**Material for this exercise:**
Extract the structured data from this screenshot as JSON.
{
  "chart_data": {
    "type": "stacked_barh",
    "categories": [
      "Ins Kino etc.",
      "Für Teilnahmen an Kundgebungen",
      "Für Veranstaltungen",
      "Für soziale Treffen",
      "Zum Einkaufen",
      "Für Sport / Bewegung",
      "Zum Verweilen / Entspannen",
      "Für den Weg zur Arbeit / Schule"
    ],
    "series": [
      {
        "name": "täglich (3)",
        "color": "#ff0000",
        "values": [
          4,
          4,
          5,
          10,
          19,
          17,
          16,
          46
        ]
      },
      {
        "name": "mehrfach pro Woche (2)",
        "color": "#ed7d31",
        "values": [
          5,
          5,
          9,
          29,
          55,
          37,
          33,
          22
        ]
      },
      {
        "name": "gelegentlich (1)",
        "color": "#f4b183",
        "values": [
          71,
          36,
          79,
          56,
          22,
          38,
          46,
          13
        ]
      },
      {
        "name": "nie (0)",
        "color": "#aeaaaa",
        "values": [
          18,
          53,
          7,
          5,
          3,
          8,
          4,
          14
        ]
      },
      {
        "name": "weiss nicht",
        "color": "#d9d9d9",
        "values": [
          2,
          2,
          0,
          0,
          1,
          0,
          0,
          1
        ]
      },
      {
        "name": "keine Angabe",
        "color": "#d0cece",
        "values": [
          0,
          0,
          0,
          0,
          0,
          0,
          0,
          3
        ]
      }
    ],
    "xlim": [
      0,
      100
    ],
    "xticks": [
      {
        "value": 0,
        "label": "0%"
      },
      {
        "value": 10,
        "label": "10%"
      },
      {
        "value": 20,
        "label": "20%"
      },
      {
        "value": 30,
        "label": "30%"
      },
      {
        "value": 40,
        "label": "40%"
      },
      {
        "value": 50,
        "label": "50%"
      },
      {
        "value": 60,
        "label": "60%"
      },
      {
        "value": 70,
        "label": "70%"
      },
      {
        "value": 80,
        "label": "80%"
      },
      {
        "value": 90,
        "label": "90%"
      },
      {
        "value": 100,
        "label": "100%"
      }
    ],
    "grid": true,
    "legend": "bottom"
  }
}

**Given exercise:** Write out every entry above, word for word.

**In response:**
Extract the structured data from this screenshot as JSON.
{
  "chart_data": {
    "type": "stacked_barh",
    "categories": [
      "Ins Kino etc.",
      "Für Teilnahmen an Kundgebungen",
      "Für Veranstaltungen",
      "Für soziale Treffen",
      "Zum Einkaufen",
      "Für Sport / Bewegung",
      "Zum Verweilen / Entspannen",
      "Für den Weg zur Arbeit / Schule"
    ],
    "series": [
      {
        "name": "täglich (3)",
        "color": "#ff0000",
        "values": [
          4,
          4,
          5,
          10,
          19,
          17,
          16,
          46
        ]
      },
      {
        "name": "mehrfach pro Woche (2)",
        "color": "#ed7d31",
        "values": [
          5,
          5,
          9,
          29,
          55,
          37,
          33,
          22
        ]
      },
      {
        "name": "gelegentlich (1)",
        "color": "#f4b183",
        "values": [
          71,
          36,
          79,
          56,
          22,
          38,
          46,
          13
        ]
      },
      {
        "name": "nie (0)",
        "color": "#aeaaaa",
        "values": [
          18,
          53,
          7,
          5,
          3,
          8,
          4,
          14
        ]
      },
      {
        "name": "weiss nicht",
        "color": "#d9d9d9",
        "values": [
          2,
          2,
          0,
          0,
          1,
          0,
          0,
          1
        ]
      },
      {
        "name": "keine Angabe",
        "color": "#d0cece",
        "values": [
          0,
          0,
          0,
          0,
          0,
          0,
          0,
          3
        ]
      }
    ],
    "xlim": [
      0,
      100
    ],
    "xticks": [
      {
        "value": 0,
        "label": "0%"
      },
      {
        "value": 10,
        "label": "10%"
      },
      {
        "value": 20,
        "label": "20%"
      },
      {
        "value": 30,
        "label": "30%"
      },
      {
        "value": 40,
        "label": "40%"
      },
      {
        "value": 50,
        "label": "50%"
      },
      {
        "value": 60,
        "label": "60%"
      },
      {
        "value": 70,
        "label": "70%"
      },
      {
        "value": 80,
        "label": "80%"
      },
      {
        "value": 90,
        "label": "90%"
      },
      {
        "value": 100,
        "label": "100%"
      }
    ],
    "grid": true,
    "legend": "bottom"
  }
}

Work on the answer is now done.